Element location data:
:::::
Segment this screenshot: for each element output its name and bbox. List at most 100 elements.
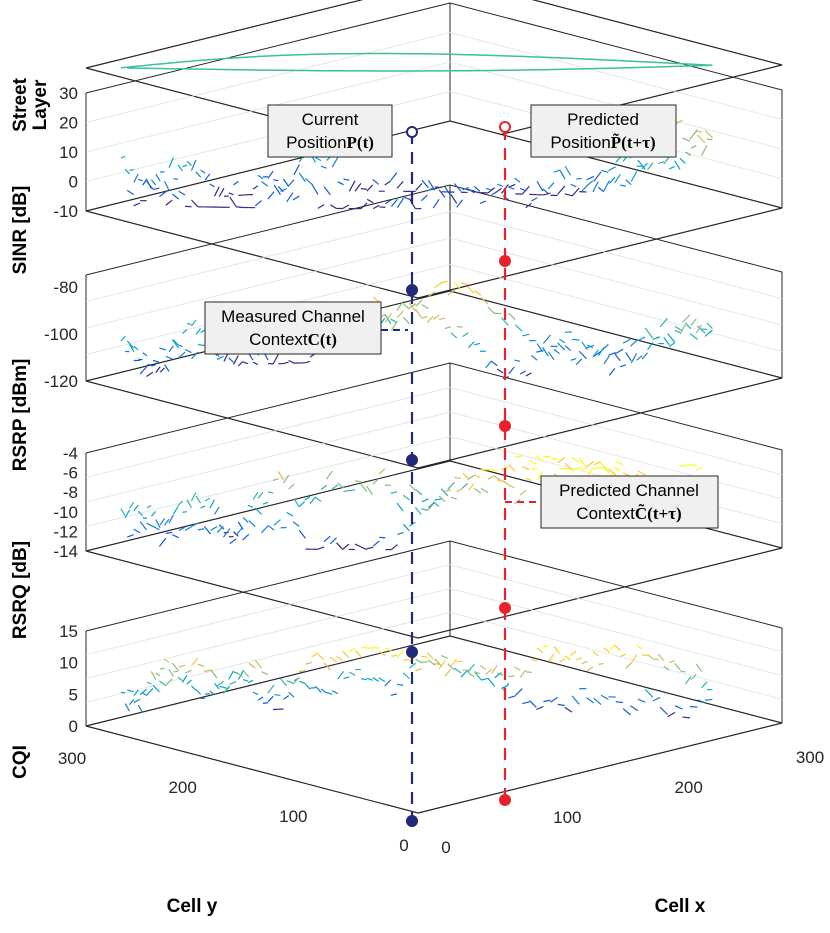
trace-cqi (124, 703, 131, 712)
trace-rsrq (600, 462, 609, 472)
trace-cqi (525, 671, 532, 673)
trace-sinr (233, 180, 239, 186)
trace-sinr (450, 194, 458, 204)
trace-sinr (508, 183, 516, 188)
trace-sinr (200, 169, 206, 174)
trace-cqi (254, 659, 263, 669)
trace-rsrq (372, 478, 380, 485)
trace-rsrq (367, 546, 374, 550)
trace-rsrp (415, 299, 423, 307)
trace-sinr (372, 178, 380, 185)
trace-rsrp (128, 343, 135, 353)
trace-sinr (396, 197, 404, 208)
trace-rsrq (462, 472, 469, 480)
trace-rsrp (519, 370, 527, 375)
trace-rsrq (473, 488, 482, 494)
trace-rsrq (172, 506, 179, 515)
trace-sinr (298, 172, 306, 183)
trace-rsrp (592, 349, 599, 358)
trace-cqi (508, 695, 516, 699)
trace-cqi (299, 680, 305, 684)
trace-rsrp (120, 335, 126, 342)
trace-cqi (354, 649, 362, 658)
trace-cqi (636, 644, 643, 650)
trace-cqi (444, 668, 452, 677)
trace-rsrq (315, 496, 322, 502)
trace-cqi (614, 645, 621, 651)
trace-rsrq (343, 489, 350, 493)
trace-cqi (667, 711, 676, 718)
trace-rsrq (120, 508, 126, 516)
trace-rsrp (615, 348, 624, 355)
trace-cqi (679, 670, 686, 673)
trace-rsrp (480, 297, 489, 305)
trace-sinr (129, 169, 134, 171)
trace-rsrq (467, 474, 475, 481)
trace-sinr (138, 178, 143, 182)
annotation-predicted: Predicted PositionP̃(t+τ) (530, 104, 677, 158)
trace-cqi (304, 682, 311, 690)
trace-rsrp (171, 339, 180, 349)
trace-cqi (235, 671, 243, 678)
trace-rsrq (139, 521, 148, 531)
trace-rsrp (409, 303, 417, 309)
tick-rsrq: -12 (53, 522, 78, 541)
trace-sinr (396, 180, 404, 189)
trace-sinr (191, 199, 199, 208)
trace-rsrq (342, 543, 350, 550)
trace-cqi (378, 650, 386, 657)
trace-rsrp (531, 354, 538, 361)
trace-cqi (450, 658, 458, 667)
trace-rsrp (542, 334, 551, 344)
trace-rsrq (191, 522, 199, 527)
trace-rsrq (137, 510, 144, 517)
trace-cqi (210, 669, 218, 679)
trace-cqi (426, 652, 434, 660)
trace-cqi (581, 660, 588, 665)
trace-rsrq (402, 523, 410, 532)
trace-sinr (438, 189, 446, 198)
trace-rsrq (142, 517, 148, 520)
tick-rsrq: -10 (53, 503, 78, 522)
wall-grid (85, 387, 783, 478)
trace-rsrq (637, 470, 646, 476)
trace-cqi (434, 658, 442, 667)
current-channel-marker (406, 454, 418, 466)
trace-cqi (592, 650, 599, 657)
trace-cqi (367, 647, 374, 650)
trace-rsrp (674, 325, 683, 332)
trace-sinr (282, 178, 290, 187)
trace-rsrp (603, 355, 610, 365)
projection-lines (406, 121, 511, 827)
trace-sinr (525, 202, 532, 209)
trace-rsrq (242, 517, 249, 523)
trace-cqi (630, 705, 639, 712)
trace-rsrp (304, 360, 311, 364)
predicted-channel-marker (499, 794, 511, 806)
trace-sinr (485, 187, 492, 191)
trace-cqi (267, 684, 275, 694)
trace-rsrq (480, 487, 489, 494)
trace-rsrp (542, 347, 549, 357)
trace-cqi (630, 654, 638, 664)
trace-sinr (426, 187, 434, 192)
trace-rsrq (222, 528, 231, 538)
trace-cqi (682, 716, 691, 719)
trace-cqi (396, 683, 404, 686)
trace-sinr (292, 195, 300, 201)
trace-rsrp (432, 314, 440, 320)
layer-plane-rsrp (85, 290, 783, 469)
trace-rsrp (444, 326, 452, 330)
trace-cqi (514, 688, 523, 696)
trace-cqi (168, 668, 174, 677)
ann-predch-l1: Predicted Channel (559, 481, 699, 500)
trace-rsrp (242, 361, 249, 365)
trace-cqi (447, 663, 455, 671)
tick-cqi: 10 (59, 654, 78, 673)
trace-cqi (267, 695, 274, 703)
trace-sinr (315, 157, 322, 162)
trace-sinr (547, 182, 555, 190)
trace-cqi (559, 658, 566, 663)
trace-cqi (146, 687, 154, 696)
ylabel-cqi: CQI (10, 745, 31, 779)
:::::
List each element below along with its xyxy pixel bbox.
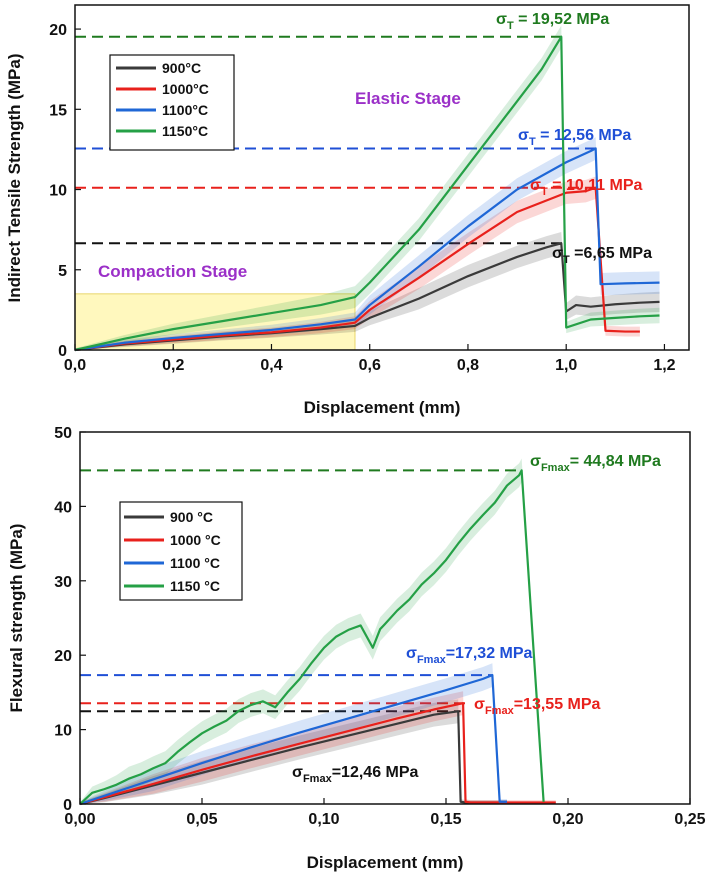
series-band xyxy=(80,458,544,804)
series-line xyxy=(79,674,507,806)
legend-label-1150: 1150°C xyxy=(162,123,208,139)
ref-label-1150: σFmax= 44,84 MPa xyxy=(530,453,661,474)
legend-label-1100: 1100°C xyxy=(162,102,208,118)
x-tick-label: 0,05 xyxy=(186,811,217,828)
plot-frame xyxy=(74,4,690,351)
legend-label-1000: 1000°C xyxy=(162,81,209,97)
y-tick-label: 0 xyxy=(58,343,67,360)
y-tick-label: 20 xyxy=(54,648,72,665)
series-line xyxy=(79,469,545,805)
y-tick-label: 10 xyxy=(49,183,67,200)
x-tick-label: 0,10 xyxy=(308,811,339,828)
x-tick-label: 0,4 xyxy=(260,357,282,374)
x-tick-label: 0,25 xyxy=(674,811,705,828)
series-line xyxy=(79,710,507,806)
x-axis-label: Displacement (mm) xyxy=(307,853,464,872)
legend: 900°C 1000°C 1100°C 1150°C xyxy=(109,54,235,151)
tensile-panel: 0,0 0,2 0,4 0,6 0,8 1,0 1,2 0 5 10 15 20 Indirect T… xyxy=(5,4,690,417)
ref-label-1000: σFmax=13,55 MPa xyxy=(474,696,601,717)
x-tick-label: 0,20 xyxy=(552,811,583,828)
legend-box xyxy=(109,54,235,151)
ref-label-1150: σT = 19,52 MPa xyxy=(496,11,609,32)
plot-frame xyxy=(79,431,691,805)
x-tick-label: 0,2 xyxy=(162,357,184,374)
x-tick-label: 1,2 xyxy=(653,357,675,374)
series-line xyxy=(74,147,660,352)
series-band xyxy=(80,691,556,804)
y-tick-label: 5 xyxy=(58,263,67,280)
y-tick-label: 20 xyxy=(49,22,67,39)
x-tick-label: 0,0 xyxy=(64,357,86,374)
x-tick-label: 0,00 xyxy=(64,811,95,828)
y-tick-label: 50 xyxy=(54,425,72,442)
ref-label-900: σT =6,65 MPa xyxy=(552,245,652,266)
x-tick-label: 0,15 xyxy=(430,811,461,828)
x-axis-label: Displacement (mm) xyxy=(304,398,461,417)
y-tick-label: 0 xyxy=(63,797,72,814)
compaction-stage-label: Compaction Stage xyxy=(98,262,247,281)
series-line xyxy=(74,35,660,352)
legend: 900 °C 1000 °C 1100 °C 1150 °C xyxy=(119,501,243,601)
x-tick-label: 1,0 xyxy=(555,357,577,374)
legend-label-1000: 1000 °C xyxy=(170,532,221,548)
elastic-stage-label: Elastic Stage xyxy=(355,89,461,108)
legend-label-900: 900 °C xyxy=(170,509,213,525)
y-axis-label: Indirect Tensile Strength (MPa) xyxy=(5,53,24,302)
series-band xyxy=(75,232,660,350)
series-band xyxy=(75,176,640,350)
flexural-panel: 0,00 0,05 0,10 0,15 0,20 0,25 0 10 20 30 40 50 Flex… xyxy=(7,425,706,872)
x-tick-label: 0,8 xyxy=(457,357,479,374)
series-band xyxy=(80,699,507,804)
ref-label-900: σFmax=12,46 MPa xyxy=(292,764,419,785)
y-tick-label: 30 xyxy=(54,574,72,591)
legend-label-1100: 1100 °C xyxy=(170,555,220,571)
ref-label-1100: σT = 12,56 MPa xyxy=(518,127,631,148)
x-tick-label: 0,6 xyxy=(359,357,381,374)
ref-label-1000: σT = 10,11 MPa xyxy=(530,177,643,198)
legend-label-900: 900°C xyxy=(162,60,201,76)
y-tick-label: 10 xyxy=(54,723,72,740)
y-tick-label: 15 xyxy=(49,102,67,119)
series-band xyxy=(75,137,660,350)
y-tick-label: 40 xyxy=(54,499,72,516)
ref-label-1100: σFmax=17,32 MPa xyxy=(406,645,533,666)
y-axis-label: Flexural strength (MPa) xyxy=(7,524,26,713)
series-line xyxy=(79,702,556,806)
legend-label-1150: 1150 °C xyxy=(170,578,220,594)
:::::
**DO THIS**
Repeat the material lines starting at the line that contains "trace-cqi (124, 703, 131, 712)" and ending at the line that contains "trace-rsrq (343, 489, 350, 493)", both included.

**EXERCISE ANSWER**
trace-cqi (124, 703, 131, 712)
trace-rsrq (600, 462, 609, 472)
trace-cqi (525, 671, 532, 673)
trace-sinr (233, 180, 239, 186)
trace-sinr (450, 194, 458, 204)
trace-sinr (508, 183, 516, 188)
trace-sinr (200, 169, 206, 174)
trace-cqi (254, 659, 263, 669)
trace-rsrq (372, 478, 380, 485)
trace-rsrq (367, 546, 374, 550)
trace-rsrp (415, 299, 423, 307)
trace-sinr (372, 178, 380, 185)
trace-rsrp (128, 343, 135, 353)
trace-sinr (396, 197, 404, 208)
trace-rsrq (462, 472, 469, 480)
trace-rsrp (519, 370, 527, 375)
trace-rsrq (473, 488, 482, 494)
trace-rsrq (172, 506, 179, 515)
trace-sinr (298, 172, 306, 183)
trace-rsrp (592, 349, 599, 358)
trace-cqi (508, 695, 516, 699)
trace-cqi (299, 680, 305, 684)
trace-rsrp (120, 335, 126, 342)
trace-cqi (354, 649, 362, 658)
trace-cqi (636, 644, 643, 650)
trace-cqi (444, 668, 452, 677)
trace-rsrq (315, 496, 322, 502)
trace-cqi (614, 645, 621, 651)
trace-rsrq (343, 489, 350, 493)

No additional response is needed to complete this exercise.